> [To be done] Copy out each line containing "color" from the entries below.

++++ Data

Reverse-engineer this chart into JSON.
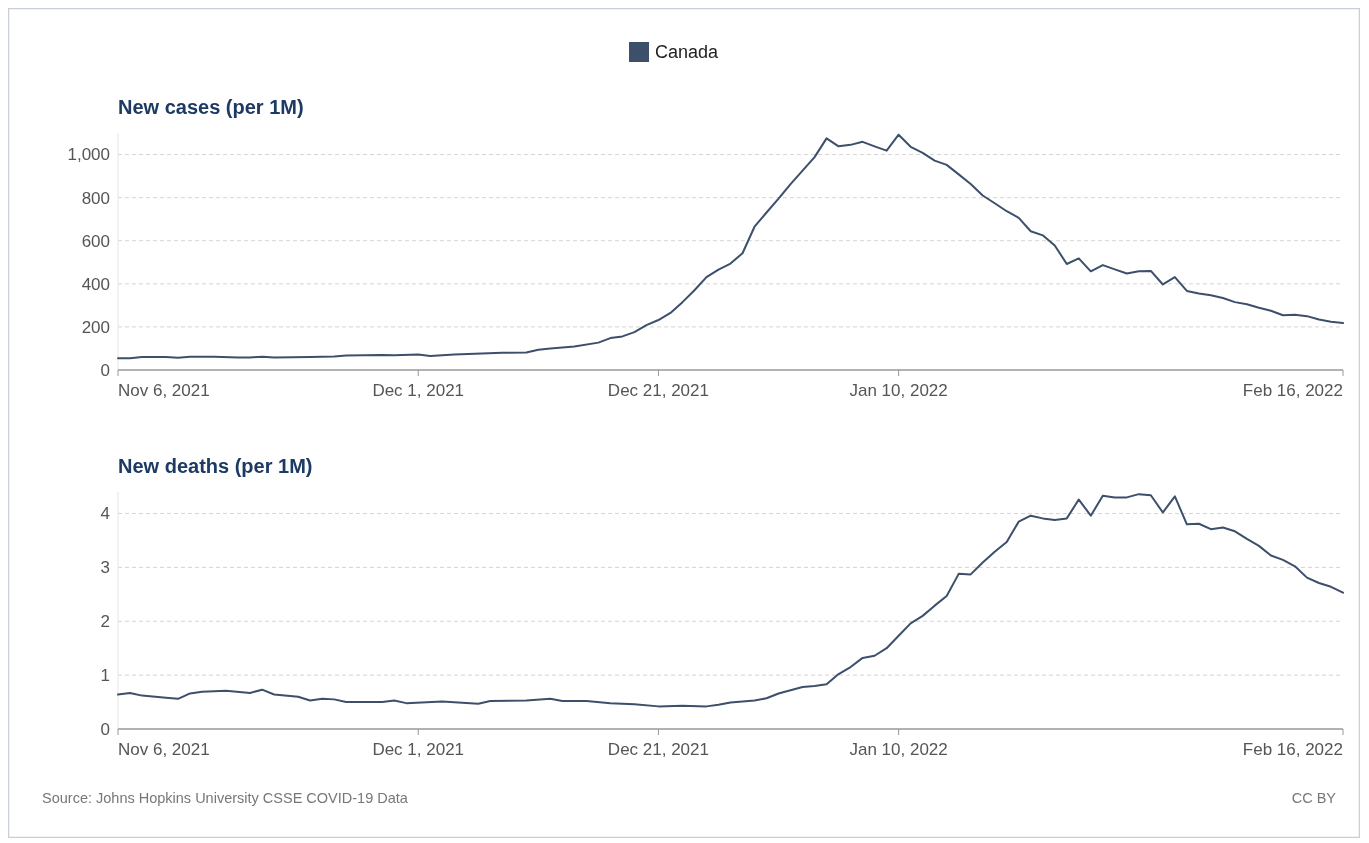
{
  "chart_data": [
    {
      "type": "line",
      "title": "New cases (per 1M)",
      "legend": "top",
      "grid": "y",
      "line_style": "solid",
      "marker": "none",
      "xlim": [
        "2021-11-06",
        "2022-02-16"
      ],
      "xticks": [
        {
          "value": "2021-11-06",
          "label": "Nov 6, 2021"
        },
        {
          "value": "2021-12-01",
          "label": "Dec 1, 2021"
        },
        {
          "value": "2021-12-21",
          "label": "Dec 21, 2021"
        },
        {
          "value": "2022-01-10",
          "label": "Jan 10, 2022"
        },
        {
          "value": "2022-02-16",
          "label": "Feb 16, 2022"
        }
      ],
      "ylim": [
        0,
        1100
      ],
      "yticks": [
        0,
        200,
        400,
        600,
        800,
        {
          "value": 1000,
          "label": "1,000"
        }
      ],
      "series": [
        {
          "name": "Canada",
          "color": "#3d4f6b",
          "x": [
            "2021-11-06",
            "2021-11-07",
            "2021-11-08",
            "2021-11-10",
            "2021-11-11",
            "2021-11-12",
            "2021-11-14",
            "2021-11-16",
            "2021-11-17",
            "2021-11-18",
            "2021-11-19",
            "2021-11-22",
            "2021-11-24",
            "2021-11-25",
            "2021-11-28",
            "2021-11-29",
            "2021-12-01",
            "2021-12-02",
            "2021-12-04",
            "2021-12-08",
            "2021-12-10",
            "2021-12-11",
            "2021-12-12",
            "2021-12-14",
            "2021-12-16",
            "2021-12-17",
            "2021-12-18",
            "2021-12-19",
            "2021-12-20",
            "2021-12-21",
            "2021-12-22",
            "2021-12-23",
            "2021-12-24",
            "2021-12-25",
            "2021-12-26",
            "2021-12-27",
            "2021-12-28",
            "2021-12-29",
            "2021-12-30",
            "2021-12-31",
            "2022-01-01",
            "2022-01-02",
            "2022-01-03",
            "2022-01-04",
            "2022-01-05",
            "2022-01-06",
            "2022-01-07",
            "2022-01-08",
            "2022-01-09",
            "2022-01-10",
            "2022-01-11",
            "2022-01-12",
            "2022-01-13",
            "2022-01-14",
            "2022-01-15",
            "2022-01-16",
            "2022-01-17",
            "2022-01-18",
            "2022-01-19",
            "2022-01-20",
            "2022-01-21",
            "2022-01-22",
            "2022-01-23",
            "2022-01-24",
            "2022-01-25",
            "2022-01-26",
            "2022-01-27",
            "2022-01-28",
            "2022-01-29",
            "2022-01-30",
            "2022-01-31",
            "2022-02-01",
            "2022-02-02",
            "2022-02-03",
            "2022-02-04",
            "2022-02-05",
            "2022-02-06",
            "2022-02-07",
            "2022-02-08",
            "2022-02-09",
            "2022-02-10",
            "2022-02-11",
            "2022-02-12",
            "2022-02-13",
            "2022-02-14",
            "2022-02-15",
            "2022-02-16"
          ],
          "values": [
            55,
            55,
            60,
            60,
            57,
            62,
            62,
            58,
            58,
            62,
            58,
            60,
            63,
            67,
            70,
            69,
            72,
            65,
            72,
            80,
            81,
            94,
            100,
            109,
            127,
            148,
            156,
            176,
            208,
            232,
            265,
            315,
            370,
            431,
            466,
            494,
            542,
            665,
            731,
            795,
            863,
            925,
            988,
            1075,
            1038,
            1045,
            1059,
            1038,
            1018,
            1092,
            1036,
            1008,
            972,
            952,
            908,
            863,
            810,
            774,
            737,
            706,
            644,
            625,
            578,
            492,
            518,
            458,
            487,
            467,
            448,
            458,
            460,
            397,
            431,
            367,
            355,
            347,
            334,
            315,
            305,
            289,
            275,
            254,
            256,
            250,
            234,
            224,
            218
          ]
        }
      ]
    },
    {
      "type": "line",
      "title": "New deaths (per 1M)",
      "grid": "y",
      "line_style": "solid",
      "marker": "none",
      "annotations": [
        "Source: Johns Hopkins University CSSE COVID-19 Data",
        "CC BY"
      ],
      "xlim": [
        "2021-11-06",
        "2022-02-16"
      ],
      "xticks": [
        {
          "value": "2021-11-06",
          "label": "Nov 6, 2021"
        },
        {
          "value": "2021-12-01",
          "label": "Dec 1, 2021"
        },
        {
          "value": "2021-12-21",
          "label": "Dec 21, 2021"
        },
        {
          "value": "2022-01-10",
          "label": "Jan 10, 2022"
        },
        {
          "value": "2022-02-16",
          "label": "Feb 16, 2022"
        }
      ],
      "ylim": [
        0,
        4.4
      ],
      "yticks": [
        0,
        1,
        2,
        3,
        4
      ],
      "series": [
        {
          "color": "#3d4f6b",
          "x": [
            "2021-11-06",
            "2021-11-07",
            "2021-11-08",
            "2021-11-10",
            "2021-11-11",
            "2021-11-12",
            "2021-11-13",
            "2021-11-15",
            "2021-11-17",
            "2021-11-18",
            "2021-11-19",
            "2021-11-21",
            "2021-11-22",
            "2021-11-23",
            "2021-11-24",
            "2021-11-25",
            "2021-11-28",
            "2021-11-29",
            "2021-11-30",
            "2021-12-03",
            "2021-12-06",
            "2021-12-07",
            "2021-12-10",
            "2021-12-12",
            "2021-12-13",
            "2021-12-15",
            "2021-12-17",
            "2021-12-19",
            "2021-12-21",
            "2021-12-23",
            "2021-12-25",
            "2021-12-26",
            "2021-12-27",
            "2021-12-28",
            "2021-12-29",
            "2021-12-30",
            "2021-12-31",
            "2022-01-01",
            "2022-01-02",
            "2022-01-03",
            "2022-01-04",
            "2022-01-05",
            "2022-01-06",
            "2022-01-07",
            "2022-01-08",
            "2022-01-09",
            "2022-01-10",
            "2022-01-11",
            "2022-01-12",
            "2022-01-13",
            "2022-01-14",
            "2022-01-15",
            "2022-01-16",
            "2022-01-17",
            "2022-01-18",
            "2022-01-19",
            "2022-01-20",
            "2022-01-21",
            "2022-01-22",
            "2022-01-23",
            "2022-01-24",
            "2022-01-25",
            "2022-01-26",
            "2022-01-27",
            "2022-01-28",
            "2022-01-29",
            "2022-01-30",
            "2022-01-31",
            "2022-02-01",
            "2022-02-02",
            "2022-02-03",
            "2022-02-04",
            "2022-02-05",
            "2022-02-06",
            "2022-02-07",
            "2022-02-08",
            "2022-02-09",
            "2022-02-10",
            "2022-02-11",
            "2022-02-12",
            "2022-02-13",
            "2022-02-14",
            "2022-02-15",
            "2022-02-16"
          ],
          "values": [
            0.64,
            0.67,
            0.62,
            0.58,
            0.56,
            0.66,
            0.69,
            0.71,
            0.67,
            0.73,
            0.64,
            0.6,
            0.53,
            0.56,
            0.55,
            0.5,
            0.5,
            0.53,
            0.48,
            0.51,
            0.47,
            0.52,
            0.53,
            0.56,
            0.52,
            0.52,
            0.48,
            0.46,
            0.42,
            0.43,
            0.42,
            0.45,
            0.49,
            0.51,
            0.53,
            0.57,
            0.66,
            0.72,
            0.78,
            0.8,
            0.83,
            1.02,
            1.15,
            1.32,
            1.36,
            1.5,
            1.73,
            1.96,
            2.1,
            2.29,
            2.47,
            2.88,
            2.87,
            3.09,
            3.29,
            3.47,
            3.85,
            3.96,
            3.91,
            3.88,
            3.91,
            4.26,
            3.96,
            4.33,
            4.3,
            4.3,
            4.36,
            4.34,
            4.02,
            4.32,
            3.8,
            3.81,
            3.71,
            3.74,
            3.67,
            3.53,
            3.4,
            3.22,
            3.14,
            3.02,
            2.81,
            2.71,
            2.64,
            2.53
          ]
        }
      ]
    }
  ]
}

++++++++
++++ Data

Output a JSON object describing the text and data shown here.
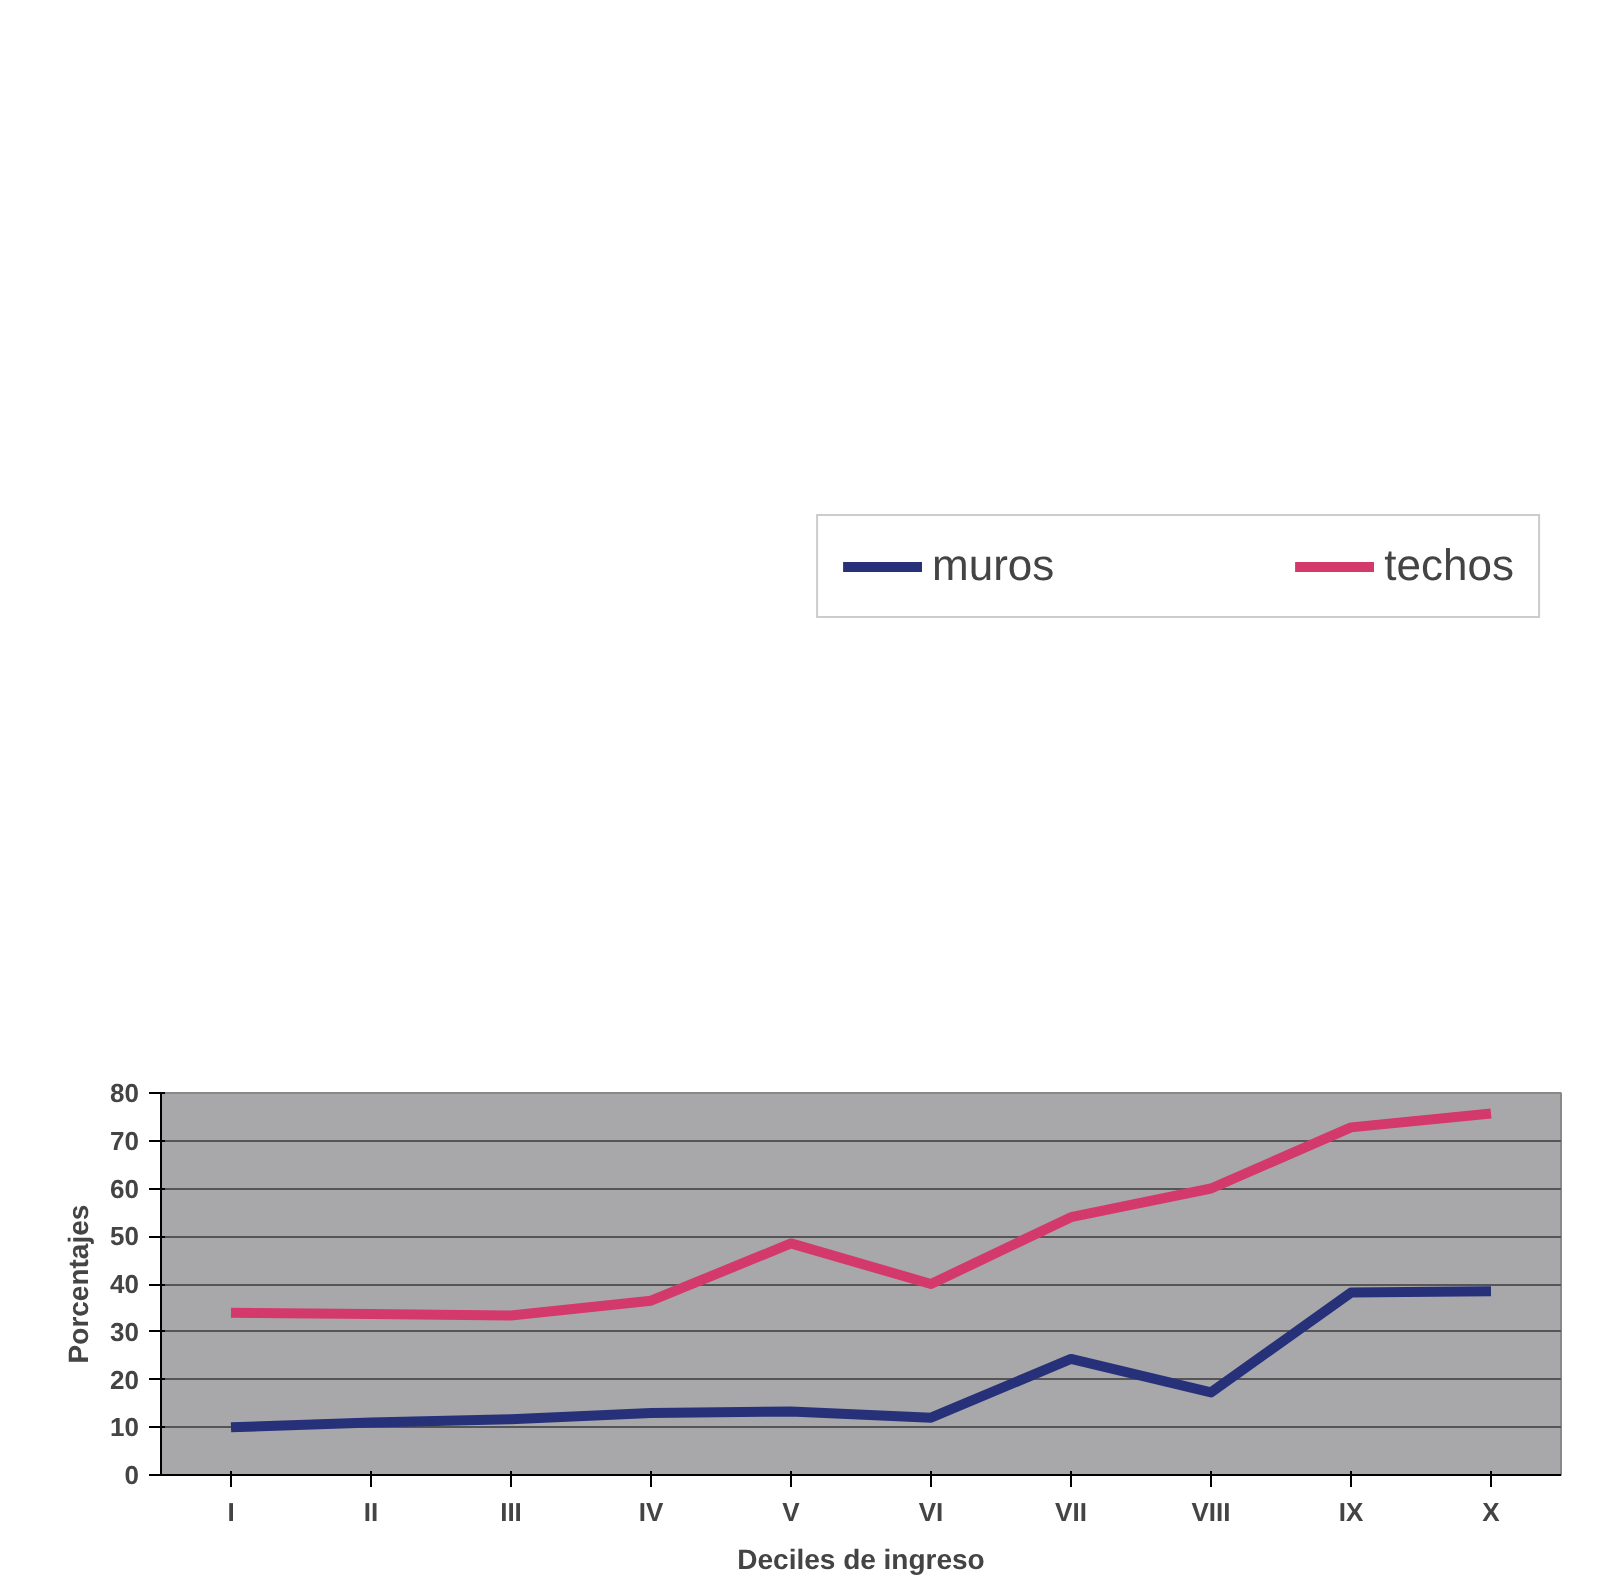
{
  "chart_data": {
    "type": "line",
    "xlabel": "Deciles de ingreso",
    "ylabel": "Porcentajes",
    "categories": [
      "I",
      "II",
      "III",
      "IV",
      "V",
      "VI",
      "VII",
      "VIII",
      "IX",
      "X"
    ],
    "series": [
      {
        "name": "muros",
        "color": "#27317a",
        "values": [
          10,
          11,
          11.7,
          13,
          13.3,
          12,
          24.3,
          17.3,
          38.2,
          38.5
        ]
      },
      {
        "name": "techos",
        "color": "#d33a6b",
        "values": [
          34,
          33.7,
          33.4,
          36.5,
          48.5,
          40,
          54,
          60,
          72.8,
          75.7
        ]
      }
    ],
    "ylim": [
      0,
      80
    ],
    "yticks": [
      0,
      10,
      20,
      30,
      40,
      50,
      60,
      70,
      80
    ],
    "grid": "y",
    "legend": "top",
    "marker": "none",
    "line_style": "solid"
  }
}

++++++++

> [Worked answer]
          "color": "#3d4f6b",
          "color": "#3d4f6b",
        "color": "#27317a",
        "color": "#d33a6b",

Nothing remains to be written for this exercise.